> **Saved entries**
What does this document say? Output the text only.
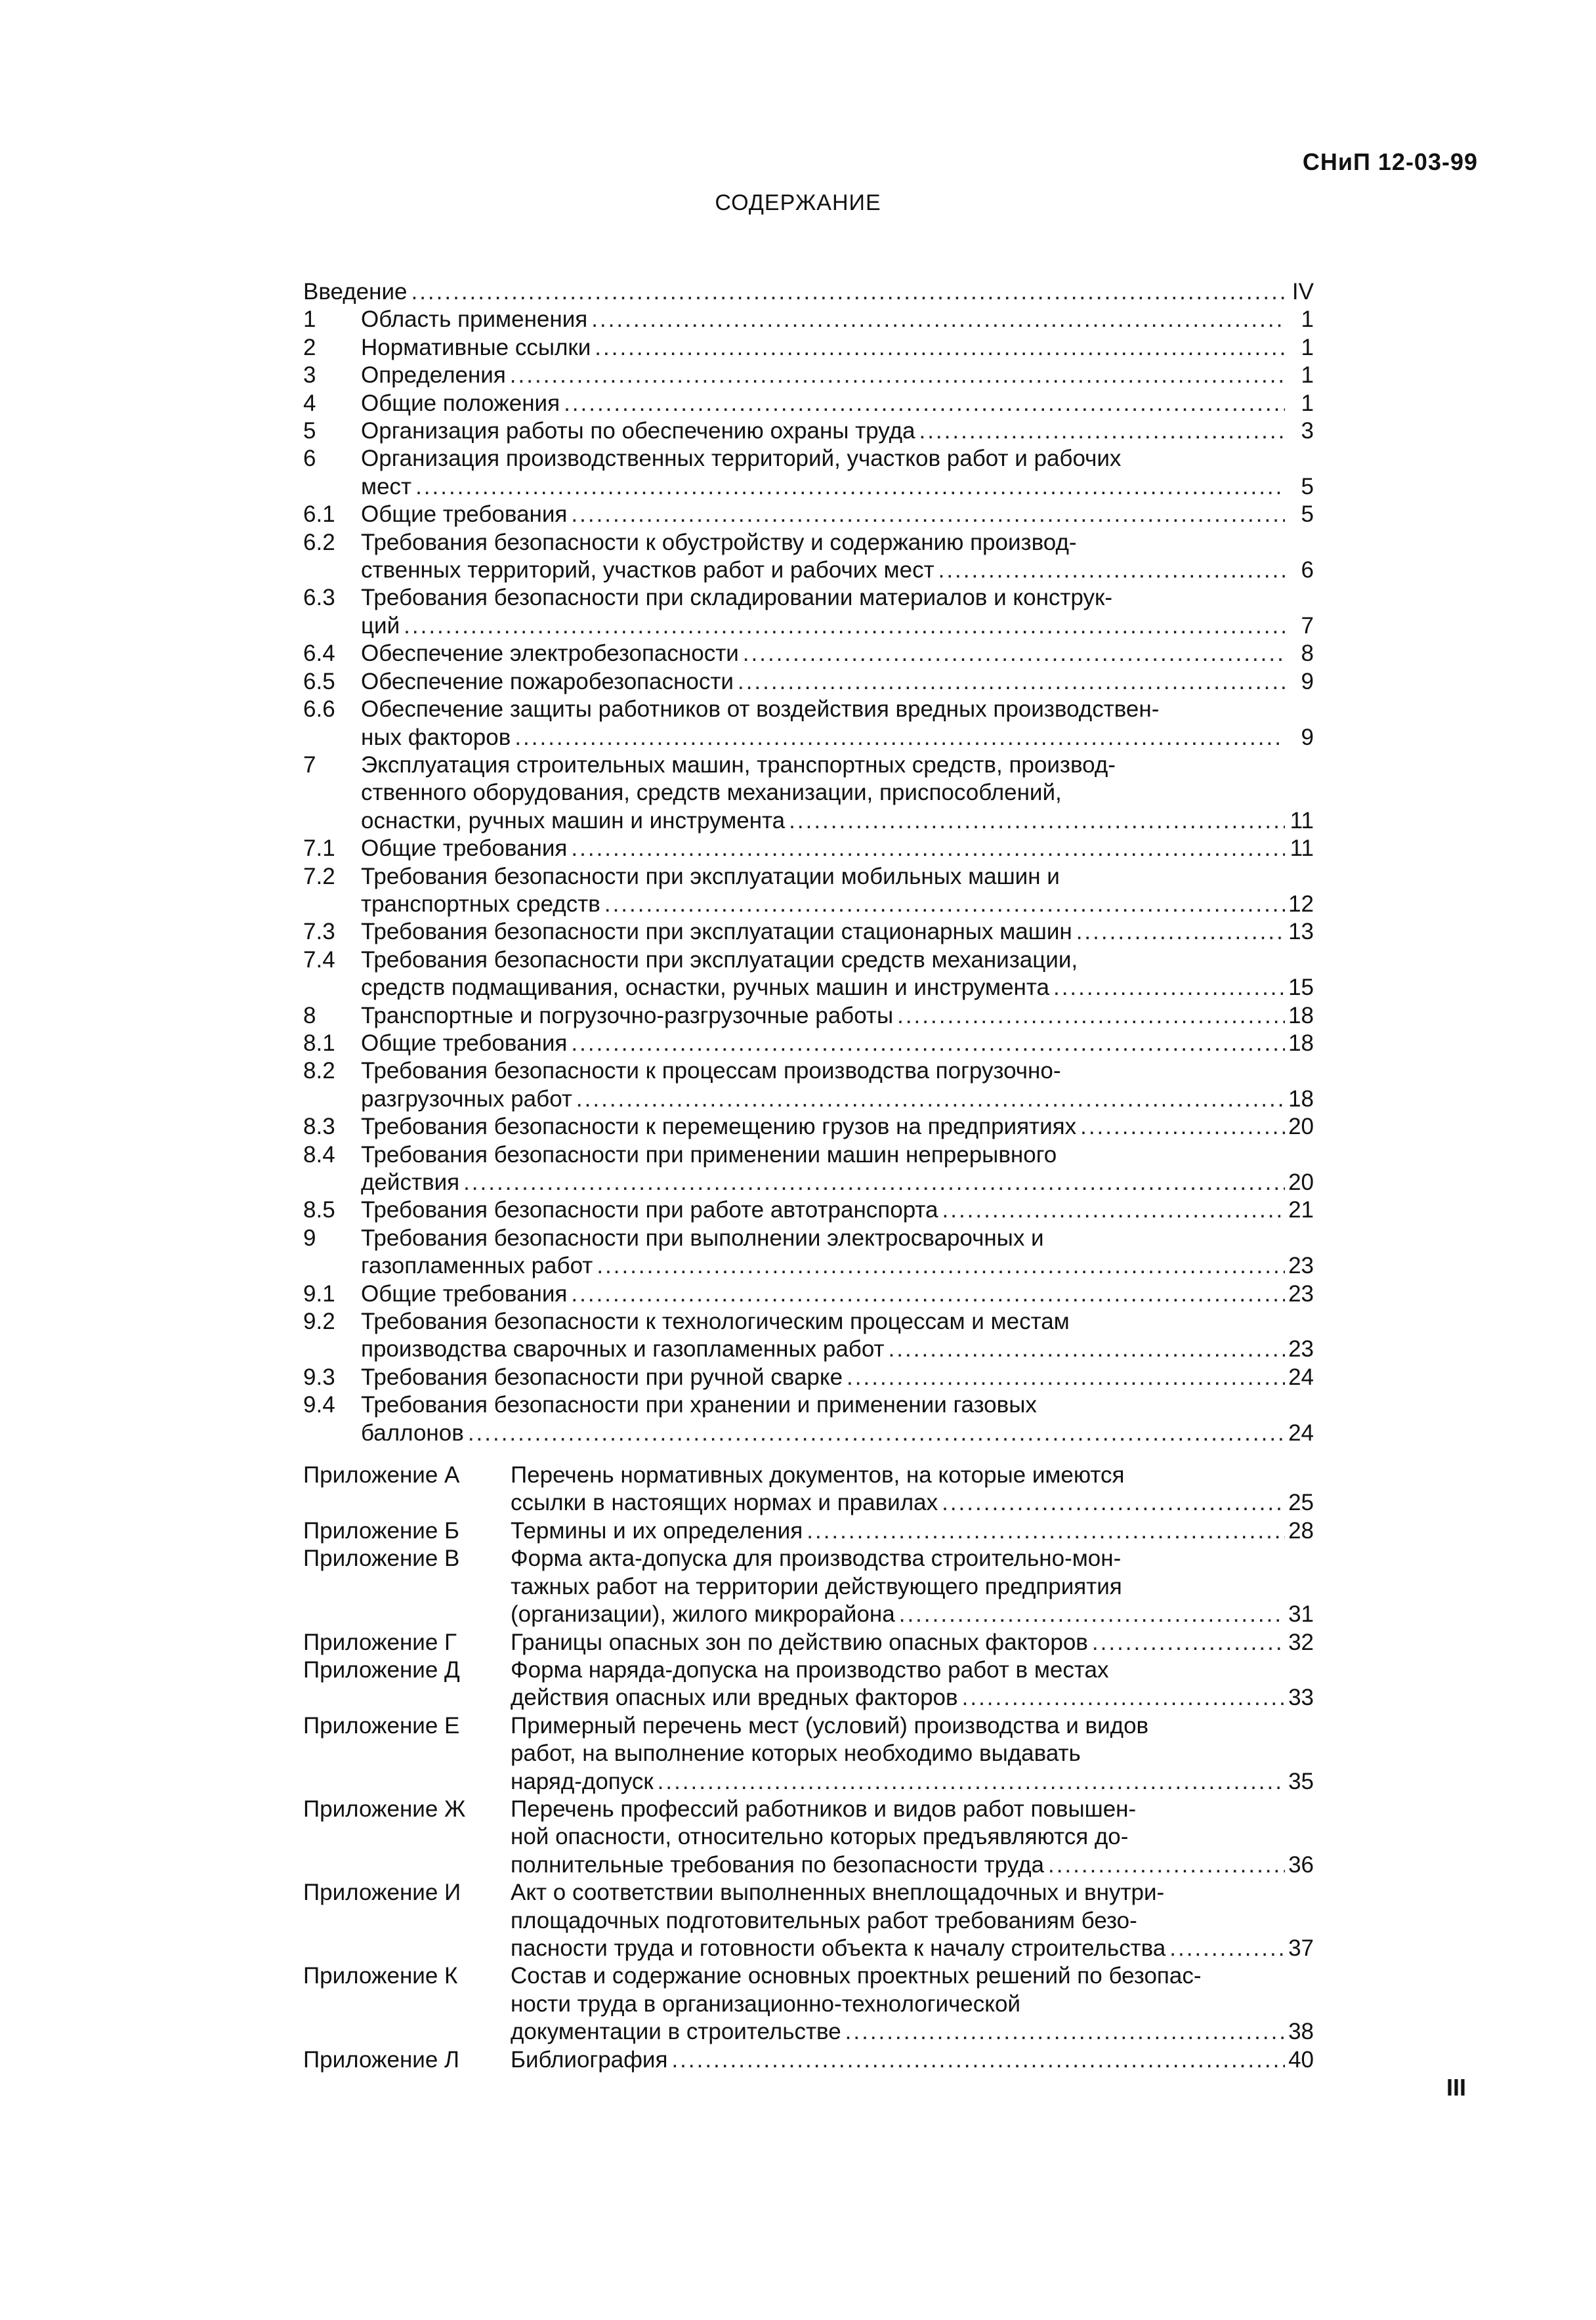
СНиП 12-03-99
СОДЕРЖАНИЕ
Введение .....	IV
1	Область применения .....	1
2	Нормативные ссылки .....	1
3	Определения .....	1
4	Общие положения .....	1
5	Организация работы по обеспечению охраны труда .....	3
6	Организация производственных территорий, участков работ и рабочих
мест .....	5
6.1	Общие требования .....	5
6.2	Требования безопасности к обустройству и содержанию производ-
ственных территорий, участков работ и рабочих мест .....	6
6.3	Требования безопасности при складировании материалов и конструк-
ций .....	7
6.4	Обеспечение электробезопасности .....	8
6.5	Обеспечение пожаробезопасности .....	9
6.6	Обеспечение защиты работников от воздействия вредных производствен-
ных факторов .....	9
7	Эксплуатация строительных машин, транспортных средств, производ-
ственного оборудования, средств механизации, приспособлений,
оснастки, ручных машин и инструмента .....	11
7.1	Общие требования .....	11
7.2	Требования безопасности при эксплуатации мобильных машин и
транспортных средств .....	12
7.3	Требования безопасности при эксплуатации стационарных машин .....	13
7.4	Требования безопасности при эксплуатации средств механизации,
средств подмащивания, оснастки, ручных машин и инструмента .....	15
8	Транспортные и погрузочно-разгрузочные работы .....	18
8.1	Общие требования .....	18
8.2	Требования безопасности к процессам производства погрузочно-
разгрузочных работ .....	18
8.3	Требования безопасности к перемещению грузов на предприятиях .....	20
8.4	Требования безопасности при применении машин непрерывного
действия .....	20
8.5	Требования безопасности при работе автотранспорта .....	21
9	Требования безопасности при выполнении электросварочных и
газопламенных работ .....	23
9.1	Общие требования .....	23
9.2	Требования безопасности к технологическим процессам и местам
производства сварочных и газопламенных работ .....	23
9.3	Требования безопасности при ручной сварке .....	24
9.4	Требования безопасности при хранении и применении газовых
баллонов .....	24
Приложение А	Перечень нормативных документов, на которые имеются
ссылки в настоящих нормах и правилах .....	25
Приложение Б	Термины и их определения .....	28
Приложение В	Форма акта-допуска для производства строительно-мон-
тажных работ на территории действующего предприятия
(организации), жилого микрорайона .....	31
Приложение Г	Границы опасных зон по действию опасных факторов .....	32
Приложение Д	Форма наряда-допуска на производство работ в местах
действия опасных или вредных факторов .....	33
Приложение Е	Примерный перечень мест (условий) производства и видов
работ, на выполнение которых необходимо выдавать
наряд-допуск .....	35
Приложение Ж	Перечень профессий работников и видов работ повышен-
ной опасности, относительно которых предъявляются до-
полнительные требования по безопасности труда .....	36
Приложение И	Акт о соответствии выполненных внеплощадочных и внутри-
площадочных подготовительных работ требованиям безо-
пасности труда и готовности объекта к началу строительства .....	37
Приложение К	Состав и содержание основных проектных решений по безопас-
ности труда в организационно-технологической
документации в строительстве .....	38
Приложение Л	Библиография .....	40
III
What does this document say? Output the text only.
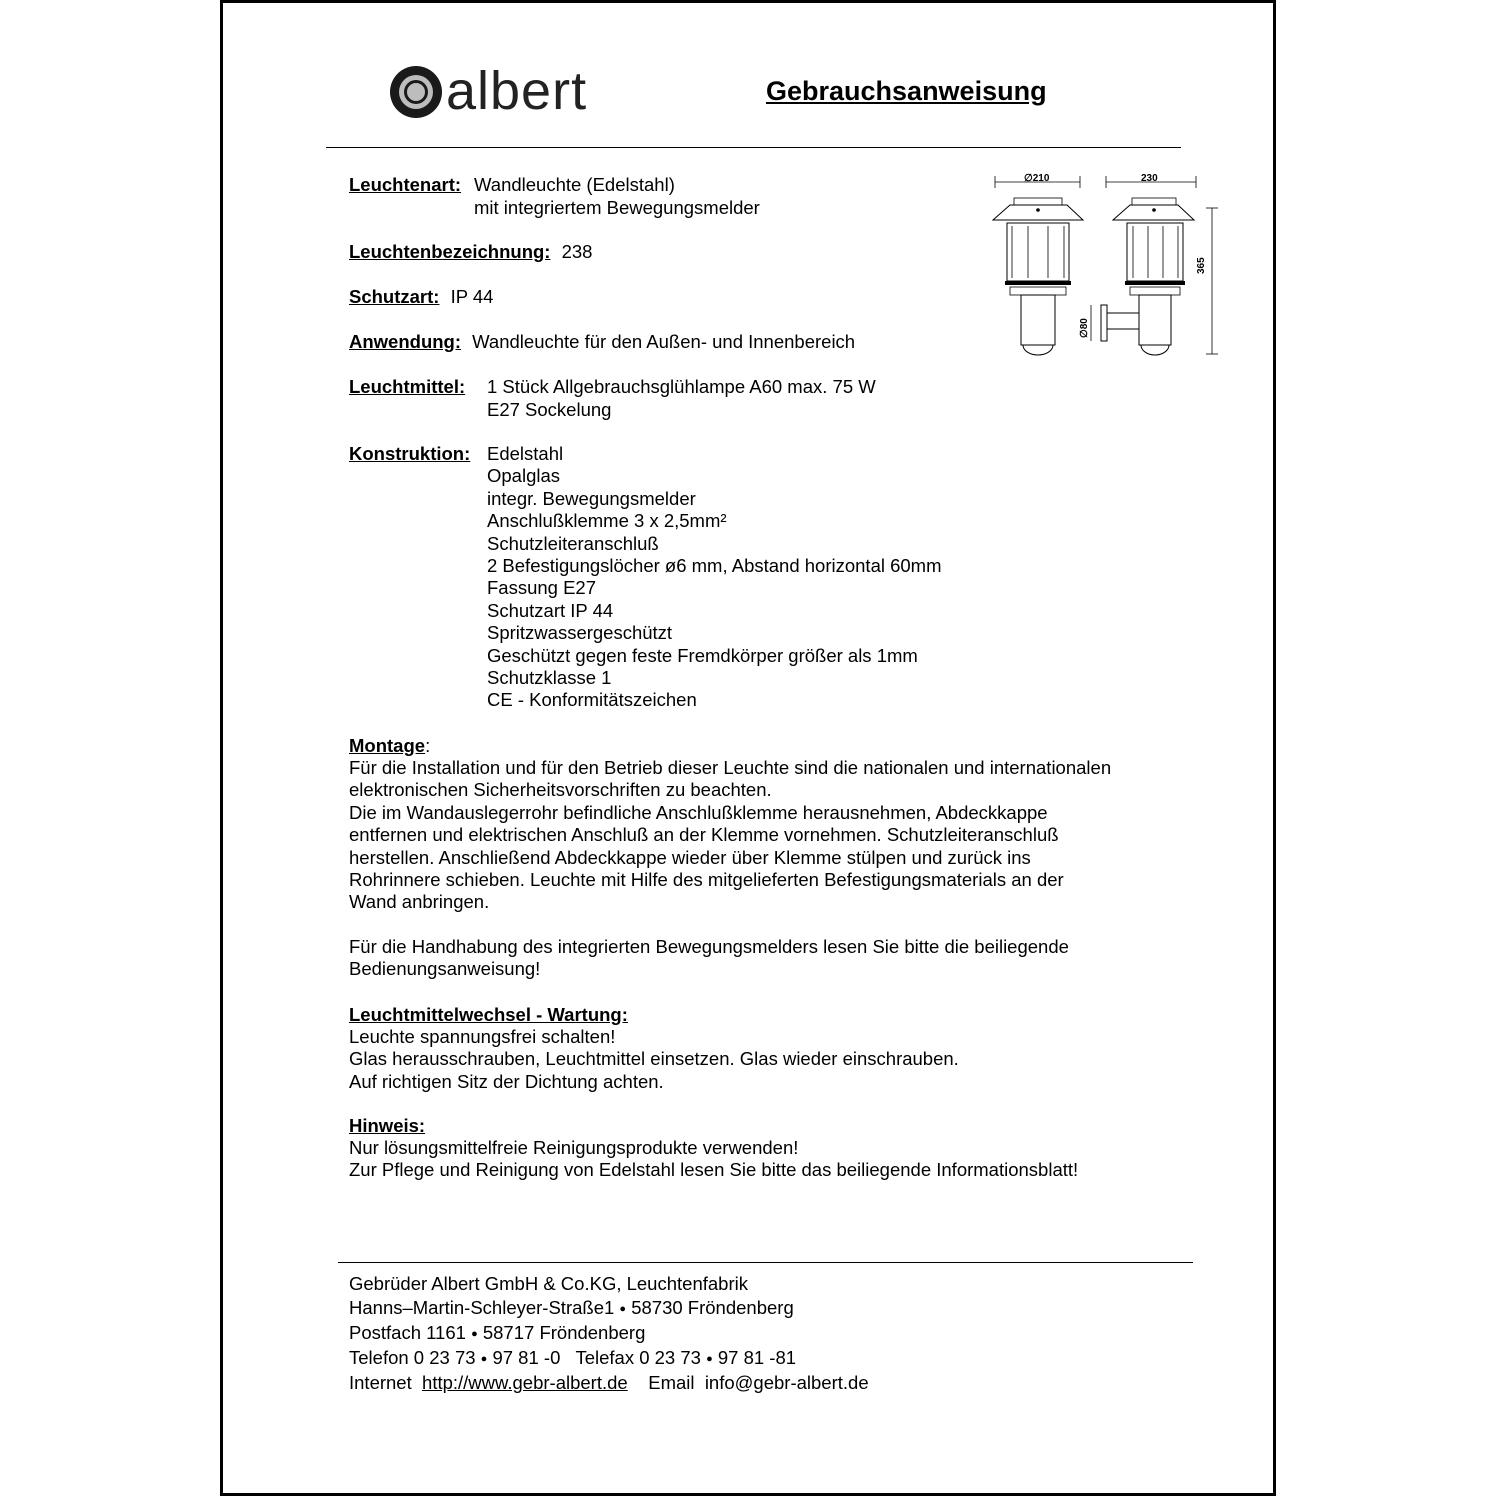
albert	Gebrauchsanweisung
Leuchtenart: Wandleuchte (Edelstahl)
mit integriertem Bewegungsmelder
Leuchtenbezeichnung: 238
Schutzart: IP 44
Anwendung: Wandleuchte für den Außen- und Innenbereich
Leuchtmittel: 1 Stück Allgebrauchsglühlampe A60 max. 75 W
E27 Sockelung
Konstruktion: Edelstahl
Opalglas
integr. Bewegungsmelder
Anschlußklemme 3 x 2,5mm²
Schutzleiteranschluß
2 Befestigungslöcher ø6 mm, Abstand horizontal 60mm
Fassung E27
Schutzart IP 44
Spritzwassergeschützt
Geschützt gegen feste Fremdkörper größer als 1mm
Schutzklasse 1
CE - Konformitätszeichen
∅210	230
365
∅80
Montage:
Für die Installation und für den Betrieb dieser Leuchte sind die nationalen und internationalen
elektronischen Sicherheitsvorschriften zu beachten.
Die im Wandauslegerrohr befindliche Anschlußklemme herausnehmen, Abdeckkappe
entfernen und elektrischen Anschluß an der Klemme vornehmen. Schutzleiteranschluß
herstellen. Anschließend Abdeckkappe wieder über Klemme stülpen und zurück ins
Rohrinnere schieben. Leuchte mit Hilfe des mitgelieferten Befestigungsmaterials an der
Wand anbringen.
Für die Handhabung des integrierten Bewegungsmelders lesen Sie bitte die beiliegende
Bedienungsanweisung!
Leuchtmittelwechsel - Wartung:
Leuchte spannungsfrei schalten!
Glas herausschrauben, Leuchtmittel einsetzen. Glas wieder einschrauben.
Auf richtigen Sitz der Dichtung achten.
Hinweis:
Nur lösungsmittelfreie Reinigungsprodukte verwenden!
Zur Pflege und Reinigung von Edelstahl lesen Sie bitte das beiliegende Informationsblatt!
Gebrüder Albert GmbH & Co.KG, Leuchtenfabrik
Hanns–Martin-Schleyer-Straße1 ● 58730 Fröndenberg
Postfach 1161 ● 58717 Fröndenberg
Telefon 0 23 73 ● 97 81 -0 Telefax 0 23 73 ● 97 81 -81
Internet http://www.gebr-albert.de Email info@gebr-albert.de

> **Task details**
Reproduce the data above in full, exactly as it is, with the pictures left out.

> **Final answer**
What does this document say? Output the text only.
СНиП 12-03-99
СОДЕРЖАНИЕ
Введение .....	IV
1	Область применения .....	1
2	Нормативные ссылки .....	1
3	Определения .....	1
4	Общие положения .....	1
5	Организация работы по обеспечению охраны труда .....	3
6	Организация производственных территорий, участков работ и рабочих
мест .....	5
6.1	Общие требования .....	5
6.2	Требования безопасности к обустройству и содержанию производ-
ственных территорий, участков работ и рабочих мест .....	6
6.3	Требования безопасности при складировании материалов и конструк-
ций .....	7
6.4	Обеспечение электробезопасности .....	8
6.5	Обеспечение пожаробезопасности .....	9
6.6	Обеспечение защиты работников от воздействия вредных производствен-
ных факторов .....	9
7	Эксплуатация строительных машин, транспортных средств, производ-
ственного оборудования, средств механизации, приспособлений,
оснастки, ручных машин и инструмента .....	11
7.1	Общие требования .....	11
7.2	Требования безопасности при эксплуатации мобильных машин и
транспортных средств .....	12
7.3	Требования безопасности при эксплуатации стационарных машин .....	13
7.4	Требования безопасности при эксплуатации средств механизации,
средств подмащивания, оснастки, ручных машин и инструмента .....	15
8	Транспортные и погрузочно-разгрузочные работы .....	18
8.1	Общие требования .....	18
8.2	Требования безопасности к процессам производства погрузочно-
разгрузочных работ .....	18
8.3	Требования безопасности к перемещению грузов на предприятиях .....	20
8.4	Требования безопасности при применении машин непрерывного
действия .....	20
8.5	Требования безопасности при работе автотранспорта .....	21
9	Требования безопасности при выполнении электросварочных и
газопламенных работ .....	23
9.1	Общие требования .....	23
9.2	Требования безопасности к технологическим процессам и местам
производства сварочных и газопламенных работ .....	23
9.3	Требования безопасности при ручной сварке .....	24
9.4	Требования безопасности при хранении и применении газовых
баллонов .....	24
Приложение А	Перечень нормативных документов, на которые имеются
ссылки в настоящих нормах и правилах .....	25
Приложение Б	Термины и их определения .....	28
Приложение В	Форма акта-допуска для производства строительно-мон-
тажных работ на территории действующего предприятия
(организации), жилого микрорайона .....	31
Приложение Г	Границы опасных зон по действию опасных факторов .....	32
Приложение Д	Форма наряда-допуска на производство работ в местах
действия опасных или вредных факторов .....	33
Приложение Е	Примерный перечень мест (условий) производства и видов
работ, на выполнение которых необходимо выдавать
наряд-допуск .....	35
Приложение Ж	Перечень профессий работников и видов работ повышен-
ной опасности, относительно которых предъявляются до-
полнительные требования по безопасности труда .....	36
Приложение И	Акт о соответствии выполненных внеплощадочных и внутри-
площадочных подготовительных работ требованиям безо-
пасности труда и готовности объекта к началу строительства .....	37
Приложение К	Состав и содержание основных проектных решений по безопас-
ности труда в организационно-технологической
документации в строительстве .....	38
Приложение Л	Библиография .....	40
III
What does this document say? Output the text only.
albert	Gebrauchsanweisung
Leuchtenart: Wandleuchte (Edelstahl)
mit integriertem Bewegungsmelder
Leuchtenbezeichnung: 238
Schutzart: IP 44
Anwendung: Wandleuchte für den Außen- und Innenbereich
Leuchtmittel: 1 Stück Allgebrauchsglühlampe A60 max. 75 W
E27 Sockelung
Konstruktion: Edelstahl
Opalglas
integr. Bewegungsmelder
Anschlußklemme 3 x 2,5mm²
Schutzleiteranschluß
2 Befestigungslöcher ø6 mm, Abstand horizontal 60mm
Fassung E27
Schutzart IP 44
Spritzwassergeschützt
Geschützt gegen feste Fremdkörper größer als 1mm
Schutzklasse 1
CE - Konformitätszeichen
∅210	230
365
∅80
Montage:
Für die Installation und für den Betrieb dieser Leuchte sind die nationalen und internationalen
elektronischen Sicherheitsvorschriften zu beachten.
Die im Wandauslegerrohr befindliche Anschlußklemme herausnehmen, Abdeckkappe
entfernen und elektrischen Anschluß an der Klemme vornehmen. Schutzleiteranschluß
herstellen. Anschließend Abdeckkappe wieder über Klemme stülpen und zurück ins
Rohrinnere schieben. Leuchte mit Hilfe des mitgelieferten Befestigungsmaterials an der
Wand anbringen.
Für die Handhabung des integrierten Bewegungsmelders lesen Sie bitte die beiliegende
Bedienungsanweisung!
Leuchtmittelwechsel - Wartung:
Leuchte spannungsfrei schalten!
Glas herausschrauben, Leuchtmittel einsetzen. Glas wieder einschrauben.
Auf richtigen Sitz der Dichtung achten.
Hinweis:
Nur lösungsmittelfreie Reinigungsprodukte verwenden!
Zur Pflege und Reinigung von Edelstahl lesen Sie bitte das beiliegende Informationsblatt!
Gebrüder Albert GmbH & Co.KG, Leuchtenfabrik
Hanns–Martin-Schleyer-Straße1 ● 58730 Fröndenberg
Postfach 1161 ● 58717 Fröndenberg
Telefon 0 23 73 ● 97 81 -0 Telefax 0 23 73 ● 97 81 -81
Internet http://www.gebr-albert.de Email info@gebr-albert.de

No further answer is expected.